| Список заданий |
[1] Какие феномены, по словам Димы Муравьёва во фрагменте беседы о спектакле, станут большой историей в одной из историографий интернета?
[2] Продублируйте дословно часть фрагмента беседы о спектакле: начните со слов «Дима Муравьёв: Я бы» и остановитесь после слов «интернета большой историей.».

──────── Фрагмент для чтения

Мне кажется, она проблемная в том смысле, что у нас в спектакле интернет оказывается целостным ― мы говорим про него как про поле, пространство выражения опыта. Но одновременно эта репрезентация и проблематизирует ― мы обращаемся к отдельным опытам и исследуем, каким образом интернет не целостный и все раздроблено.

Дима Муравьёв: Я бы тут ворвался, сказав, что интернет все равно усилиями разных акторов, каких-то групп превращается во что-то целостное, и из его истории пытаются сделать вот такую целостную историю. Мы можем это увидеть, когда смотрим выставки об истории интернета, которые пытаются очень последовательно эту связь провести. У них интернет превращается в какую-то большую историю, хоть и разноплановую: может быть, как историю технических стандартов, каких-то сообществ. Мне кажется, в этом смысле феномены вроде Faces of Depression и MeToo станут в какой-то из этих историографий интернета большой историей.

А ещё в твоем, Полина, описании спектакля интересно то, как осуществляются маленькие истории из интернета, которые в ином случае не стали бы частью этой большой Истории. В этом смысле мне спектакль кажется в том числе актом, специфика которого связана не только с интернетом как медиумом — ведь и в других формах искусства и исследований мы можем говорить о внимании к маргинальным историям, которые остались позади большой истории. Истории, с большой буквы.

────────────────
──────── Исходные данные

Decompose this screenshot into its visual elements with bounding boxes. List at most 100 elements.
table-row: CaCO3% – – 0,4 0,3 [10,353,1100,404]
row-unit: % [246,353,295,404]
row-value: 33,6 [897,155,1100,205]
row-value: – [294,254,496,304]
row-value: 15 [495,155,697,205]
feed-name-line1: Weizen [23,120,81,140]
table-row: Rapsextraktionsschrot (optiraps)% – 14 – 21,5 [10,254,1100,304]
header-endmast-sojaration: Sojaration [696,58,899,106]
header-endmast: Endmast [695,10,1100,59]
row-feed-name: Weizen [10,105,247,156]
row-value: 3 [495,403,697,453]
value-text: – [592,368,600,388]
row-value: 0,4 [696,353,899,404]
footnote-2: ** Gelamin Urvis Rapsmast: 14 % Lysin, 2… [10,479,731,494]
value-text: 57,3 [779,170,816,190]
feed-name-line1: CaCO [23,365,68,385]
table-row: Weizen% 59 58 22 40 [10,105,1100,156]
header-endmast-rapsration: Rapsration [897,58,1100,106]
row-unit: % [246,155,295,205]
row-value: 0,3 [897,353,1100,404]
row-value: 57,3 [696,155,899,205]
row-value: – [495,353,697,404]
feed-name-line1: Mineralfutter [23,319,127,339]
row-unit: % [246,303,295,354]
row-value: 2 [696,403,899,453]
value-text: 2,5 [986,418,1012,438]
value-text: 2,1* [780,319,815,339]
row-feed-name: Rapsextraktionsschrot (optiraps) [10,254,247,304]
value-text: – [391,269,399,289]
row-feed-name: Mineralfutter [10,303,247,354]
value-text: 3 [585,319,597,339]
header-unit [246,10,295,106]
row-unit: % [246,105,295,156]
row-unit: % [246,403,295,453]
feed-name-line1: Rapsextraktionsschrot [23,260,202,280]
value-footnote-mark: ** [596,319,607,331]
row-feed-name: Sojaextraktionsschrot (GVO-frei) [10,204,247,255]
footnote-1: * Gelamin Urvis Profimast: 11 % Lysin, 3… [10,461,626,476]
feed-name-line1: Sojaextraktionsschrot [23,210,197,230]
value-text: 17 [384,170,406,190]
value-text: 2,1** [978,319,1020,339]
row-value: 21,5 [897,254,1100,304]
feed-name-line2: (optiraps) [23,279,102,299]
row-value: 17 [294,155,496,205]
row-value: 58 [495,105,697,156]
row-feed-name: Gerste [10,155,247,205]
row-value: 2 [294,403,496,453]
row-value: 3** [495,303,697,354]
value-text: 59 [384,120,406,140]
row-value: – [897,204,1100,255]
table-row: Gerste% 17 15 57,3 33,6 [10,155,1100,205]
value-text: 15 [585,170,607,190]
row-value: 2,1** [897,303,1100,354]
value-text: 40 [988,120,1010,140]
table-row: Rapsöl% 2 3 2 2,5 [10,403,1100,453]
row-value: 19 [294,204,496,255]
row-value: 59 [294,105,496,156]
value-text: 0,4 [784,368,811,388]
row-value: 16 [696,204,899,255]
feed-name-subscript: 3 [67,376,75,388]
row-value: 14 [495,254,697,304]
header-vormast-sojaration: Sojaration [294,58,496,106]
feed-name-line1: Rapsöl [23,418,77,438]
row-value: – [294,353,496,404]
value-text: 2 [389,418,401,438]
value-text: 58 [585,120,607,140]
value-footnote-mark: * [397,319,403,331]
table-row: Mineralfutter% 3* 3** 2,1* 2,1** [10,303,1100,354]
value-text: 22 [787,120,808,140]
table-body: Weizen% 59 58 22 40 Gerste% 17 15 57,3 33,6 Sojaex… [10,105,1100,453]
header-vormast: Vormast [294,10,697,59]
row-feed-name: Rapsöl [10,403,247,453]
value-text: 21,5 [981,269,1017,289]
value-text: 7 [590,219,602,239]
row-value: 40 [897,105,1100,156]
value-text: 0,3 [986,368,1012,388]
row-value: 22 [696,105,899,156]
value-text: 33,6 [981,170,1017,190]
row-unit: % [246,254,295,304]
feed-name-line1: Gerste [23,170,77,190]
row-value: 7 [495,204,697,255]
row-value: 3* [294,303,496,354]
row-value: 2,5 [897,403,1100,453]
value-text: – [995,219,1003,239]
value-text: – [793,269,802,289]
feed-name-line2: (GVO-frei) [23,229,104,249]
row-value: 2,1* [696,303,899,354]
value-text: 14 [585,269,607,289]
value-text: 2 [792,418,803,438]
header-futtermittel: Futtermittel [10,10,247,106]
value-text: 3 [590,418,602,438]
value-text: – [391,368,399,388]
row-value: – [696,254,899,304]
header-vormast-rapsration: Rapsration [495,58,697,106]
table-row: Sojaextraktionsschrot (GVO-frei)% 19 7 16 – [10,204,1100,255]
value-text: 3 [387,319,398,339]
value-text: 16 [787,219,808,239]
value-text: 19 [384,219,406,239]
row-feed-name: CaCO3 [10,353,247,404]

────────────────

| Ответы по порядку |
[1] Faces of Depression и MeToo.

[2]
Дима Муравьёв: Я бы тут ворвался, сказав, что интернет все равно усилиями разных акторов, каких-то групп превращается во что-то целостное, и из его истории пытаются сделать вот такую целостную историю. Мы можем это увидеть, когда смотрим выставки об истории интернета, которые пытаются очень последовательно эту связь провести. У них интернет превращается в какую-то большую историю, хоть и разноплановую: может быть, как историю технических стандартов, каких-то сообществ. Мне кажется, в этом смысле феномены вроде Faces of Depression и MeToo станут в какой-то из этих историографий интернета большой историей.